(Problem requirements):
Word for word, quote the lines from the one containing "OCR this image." to the end of the entries below, including both. Leave pictures out.

(Material for the task):

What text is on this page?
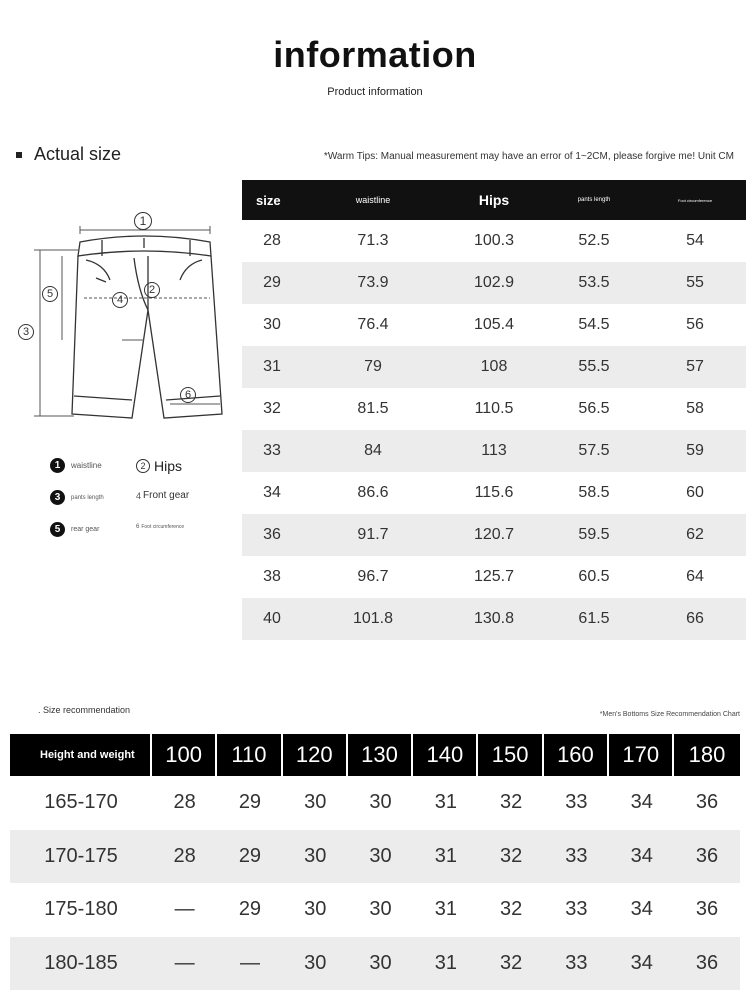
information
Product information
Actual size	*Warm Tips: Manual measurement may have an error of 1~2CM, please forgive me! Unit CM
1
2
3
4
5
6
1	waistline	2 Hips
3	pants length	4 Front gear
5	rear gear	6 Foot circumference
size	waistline	Hips	pants length	Foot circumference
28	71.3	100.3	52.5	54
29	73.9	102.9	53.5	55
30	76.4	105.4	54.5	56
31	79	108	55.5	57
32	81.5	110.5	56.5	58
33	84	113	57.5	59
34	86.6	115.6	58.5	60
36	91.7	120.7	59.5	62
38	96.7	125.7	60.5	64
40	101.8	130.8	61.5	66
. Size recommendation	*Men's Bottoms Size Recommendation Chart
Height and weight	100	110	120	130	140	150	160	170	180
165-170	28	29	30	30	31	32	33	34	36
170-175	28	29	30	30	31	32	33	34	36
175-180	—	29	30	30	31	32	33	34	36
180-185	—	—	30	30	31	32	33	34	36
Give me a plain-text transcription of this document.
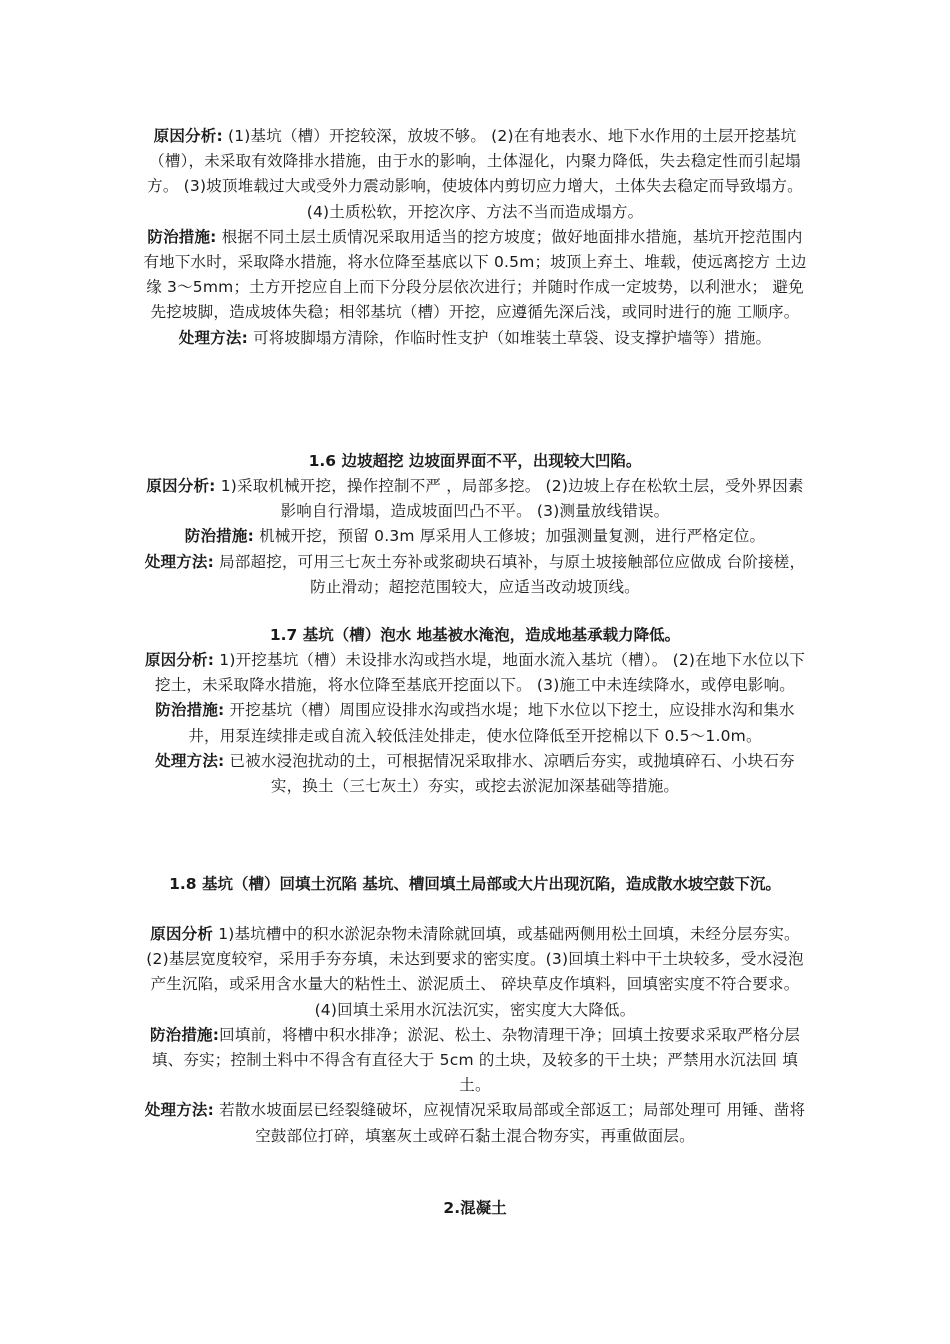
原因分析: (1)基坑（槽）开挖较深，放坡不够。 (2)在有地表水、地下水作用的土层开挖基坑（槽），未采取有效降排水措施，由于水的影响，土体湿化，内聚力降低，失去稳定性而引起塌方。 (3)坡顶堆载过大或受外力震动影响，使坡体内剪切应力增大，土体失去稳定而导致塌方。(4)土质松软，开挖次序、方法不当而造成塌方。

防治措施: 根据不同土层土质情况采取用适当的挖方坡度；做好地面排水措施，基坑开挖范围内有地下水时，采取降水措施，将水位降至基底以下 0.5m；坡顶上弃土、堆载，使远离挖方 土边缘 3～5mm；土方开挖应自上而下分段分层依次进行；并随时作成一定坡势，以利泄水； 避免先挖坡脚，造成坡体失稳；相邻基坑（槽）开挖，应遵循先深后浅，或同时进行的施 工顺序。

处理方法: 可将坡脚塌方清除，作临时性支护（如堆装土草袋、设支撑护墙等）措施。

1.6 边坡超挖 边坡面界面不平，出现较大凹陷。

原因分析: 1)采取机械开挖，操作控制不严 ，局部多挖。 (2)边坡上存在松软土层，受外界因素影响自行滑塌，造成坡面凹凸不平。 (3)测量放线错误。

防治措施: 机械开挖，预留 0.3m 厚采用人工修坡；加强测量复测，进行严格定位。

处理方法: 局部超挖，可用三七灰土夯补或浆砌块石填补，与原土坡接触部位应做成 台阶接槎，防止滑动；超挖范围较大，应适当改动坡顶线。

1.7 基坑（槽）泡水 地基被水淹泡，造成地基承载力降低。

原因分析: 1)开挖基坑（槽）未设排水沟或挡水堤，地面水流入基坑（槽）。 (2)在地下水位以下挖土，未采取降水措施，将水位降至基底开挖面以下。 (3)施工中未连续降水，或停电影响。

防治措施: 开挖基坑（槽）周围应设排水沟或挡水堤；地下水位以下挖土，应设排水沟和集水井，用泵连续排走或自流入较低洼处排走，使水位降低至开挖棉以下 0.5～1.0m。

处理方法: 已被水浸泡扰动的土，可根据情况采取排水、凉晒后夯实，或抛填碎石、小块石夯实，换土（三七灰土）夯实，或挖去淤泥加深基础等措施。

1.8 基坑（槽）回填土沉陷 基坑、槽回填土局部或大片出现沉陷，造成散水坡空鼓下沉。

原因分析 1)基坑槽中的积水淤泥杂物未清除就回填，或基础两侧用松土回填，未经分层夯实。(2)基层宽度较窄，采用手夯夯填，未达到要求的密实度。(3)回填土料中干土块较多，受水浸泡产生沉陷，或采用含水量大的粘性土、淤泥质土、 碎块草皮作填料，回填密实度不符合要求。(4)回填土采用水沉法沉实，密实度大大降低。

防治措施:回填前，将槽中积水排净；淤泥、松土、杂物清理干净；回填土按要求采取严格分层填、夯实；控制土料中不得含有直径大于 5cm 的土块，及较多的干土块；严禁用水沉法回 填土。

处理方法: 若散水坡面层已经裂缝破坏，应视情况采取局部或全部返工；局部处理可 用锤、凿将空鼓部位打碎，填塞灰土或碎石黏土混合物夯实，再重做面层。

2.混凝土
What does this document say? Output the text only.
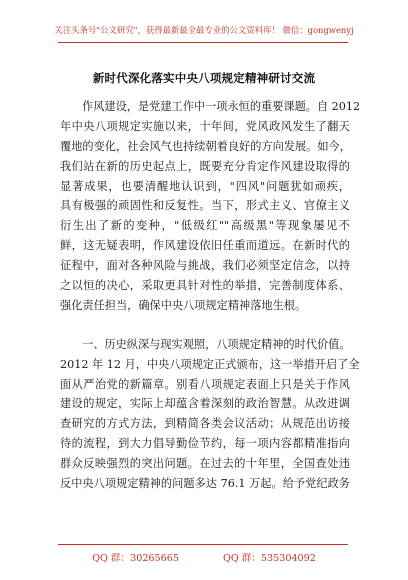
关注头条号"公文研究"，获得最新最全最专业的公文资料库！ 微信：gongwenyj
新时代深化落实中央八项规定精神研讨交流
作风建设，是党建工作中一项永恒的重要课题。自 2012
年中央八项规定实施以来，十年间，党风政风发生了翻天
覆地的变化，社会风气也持续朝着良好的方向发展。如今，
我们站在新的历史起点上，既要充分肯定作风建设取得的
显著成果，也要清醒地认识到，"四风"问题犹如顽疾，
具有极强的顽固性和反复性。当下，形式主义、官僚主义
衍生出了新的变种，"低级红""高级黑"等现象屡见不
鲜，这无疑表明，作风建设依旧任重而道远。在新时代的
征程中，面对各种风险与挑战，我们必须坚定信念，以持
之以恒的决心，采取更具针对性的举措，完善制度体系、
强化责任担当，确保中央八项规定精神落地生根。
一、历史纵深与现实观照，八项规定精神的时代价值。
2012 年 12 月，中央八项规定正式颁布，这一举措开启了全
面从严治党的新篇章。别看八项规定表面上只是关于作风
建设的规定，实际上却蕴含着深刻的政治智慧。从改进调
查研究的方式方法，到精简各类会议活动；从规范出访接
待的流程，到大力倡导勤俭节约，每一项内容都精准指向
群众反映强烈的突出问题。在过去的十年里，全国查处违
反中央八项规定精神的问题多达 76.1 万起。给予党纪政务
QQ 群：30265665	QQ 群：535304092
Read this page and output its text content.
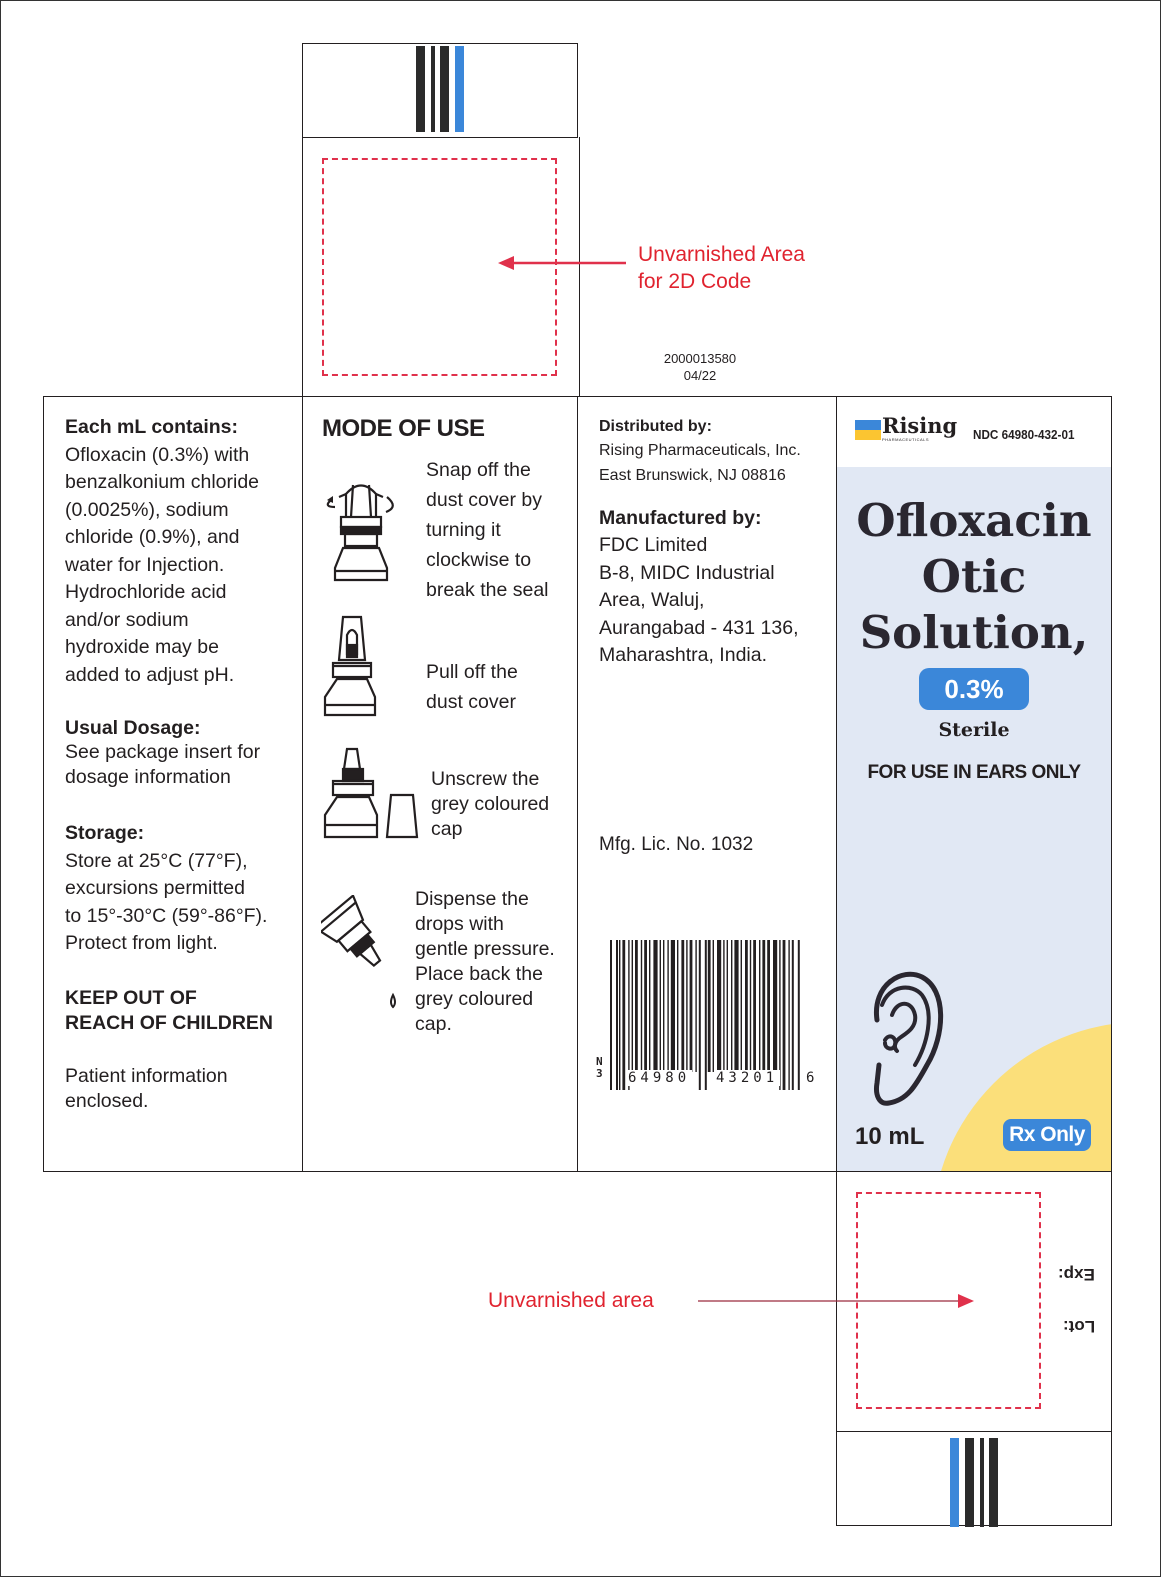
Unvarnished Area
for 2D Code
2000013580
04/22
Each mL contains:
Ofloxacin (0.3%) with
benzalkonium chloride
(0.0025%), sodium
chloride (0.9%), and
water for Injection.
Hydrochloride acid
and/or sodium
hydroxide may be
added to adjust pH.
Usual Dosage:
See package insert for
dosage information
Storage:
Store at 25°C (77°F),
excursions permitted
to 15°-30°C (59°-86°F).
Protect from light.
KEEP OUT OF
REACH OF CHILDREN
Patient information
enclosed.
MODE OF USE
Snap off the
dust cover by
turning it
clockwise to
break the seal
Pull off the
dust cover
Unscrew the
grey coloured
cap
Dispense the
drops with
gentle pressure.
Place back the
grey coloured
cap.
Distributed by:
Rising Pharmaceuticals, Inc.
East Brunswick, NJ 08816
Manufactured by:
FDC Limited
B-8, MIDC Industrial
Area, Waluj,
Aurangabad - 431 136,
Maharashtra, India.
Mfg. Lic. No. 1032
N
3 64980 43201 6
Rising
PHARMACEUTICALS	NDC 64980-432-01
Ofloxacin
Otic
Solution,
0.3%
Sterile
FOR USE IN EARS ONLY
10 mL	Rx Only
Exp:
Lot:
Unvarnished area
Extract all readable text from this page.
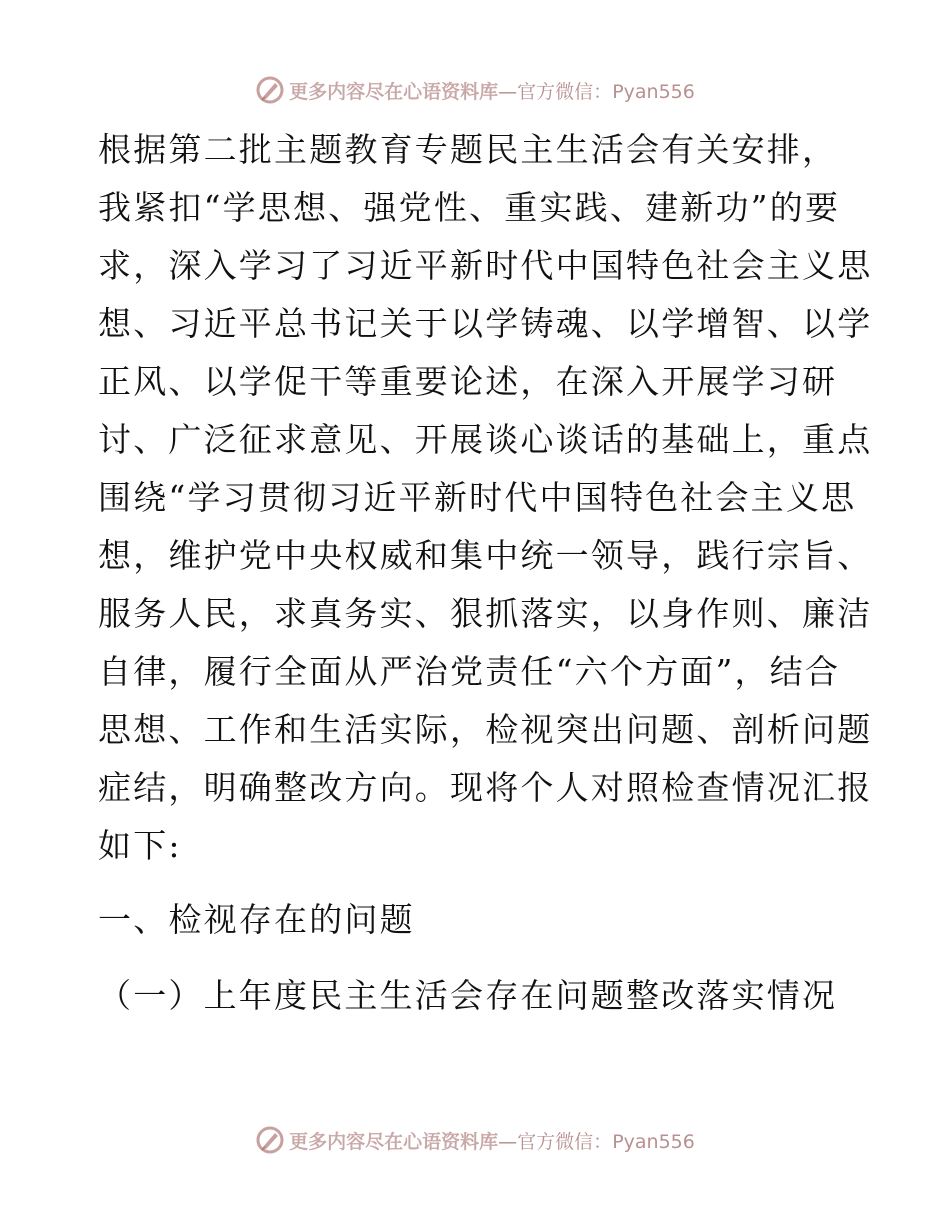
更多内容尽在心语资料库—官方微信：Pyan556
根据第二批主题教育专题民主生活会有关安排，
我紧扣“学思想、强党性、重实践、建新功”的要
求，深入学习了习近平新时代中国特色社会主义思
想、习近平总书记关于以学铸魂、以学增智、以学
正风、以学促干等重要论述，在深入开展学习研
讨、广泛征求意见、开展谈心谈话的基础上，重点
围绕“学习贯彻习近平新时代中国特色社会主义思
想，维护党中央权威和集中统一领导，践行宗旨、
服务人民，求真务实、狠抓落实，以身作则、廉洁
自律，履行全面从严治党责任“六个方面”，结合
思想、工作和生活实际，检视突出问题、剖析问题
症结，明确整改方向。现将个人对照检查情况汇报
如下:
一、检视存在的问题
（一）上年度民主生活会存在问题整改落实情况
更多内容尽在心语资料库—官方微信：Pyan556
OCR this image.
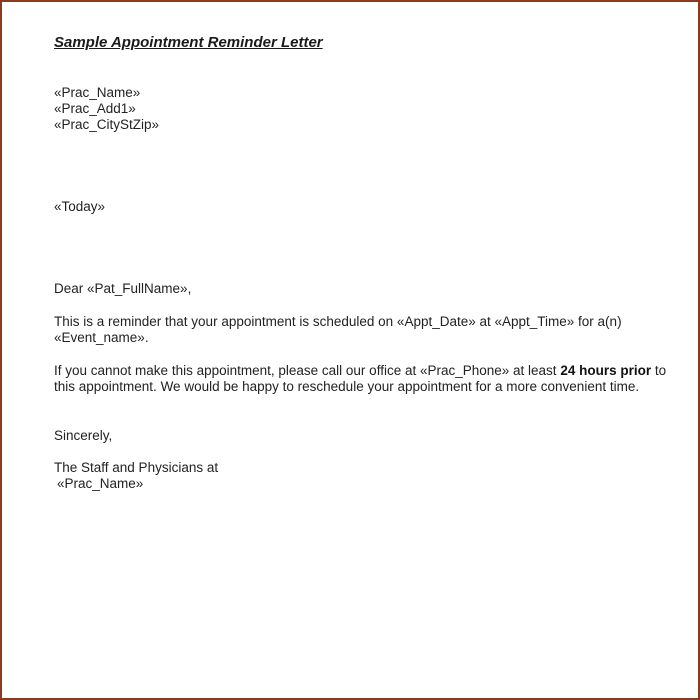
Sample Appointment Reminder Letter
«Prac_Name»
«Prac_Add1»
«Prac_CityStZip»
«Today»
Dear «Pat_FullName»,
This is a reminder that your appointment is scheduled on «Appt_Date» at «Appt_Time» for a(n)
«Event_name».
If you cannot make this appointment, please call our office at «Prac_Phone» at least 24 hours prior to
this appointment. We would be happy to reschedule your appointment for a more convenient time.
Sincerely,
The Staff and Physicians at
«Prac_Name»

(Written reply):
OCR this image.
Sample Appointment Reminder Letter
«Prac_Name»
«Prac_Add1»
«Prac_CityStZip»
«Today»
Dear «Pat_FullName»,
This is a reminder that your appointment is scheduled on «Appt_Date» at «Appt_Time» for a(n)
«Event_name».
If you cannot make this appointment, please call our office at «Prac_Phone» at least 24 hours prior to
this appointment. We would be happy to reschedule your appointment for a more convenient time.
Sincerely,
The Staff and Physicians at
«Prac_Name»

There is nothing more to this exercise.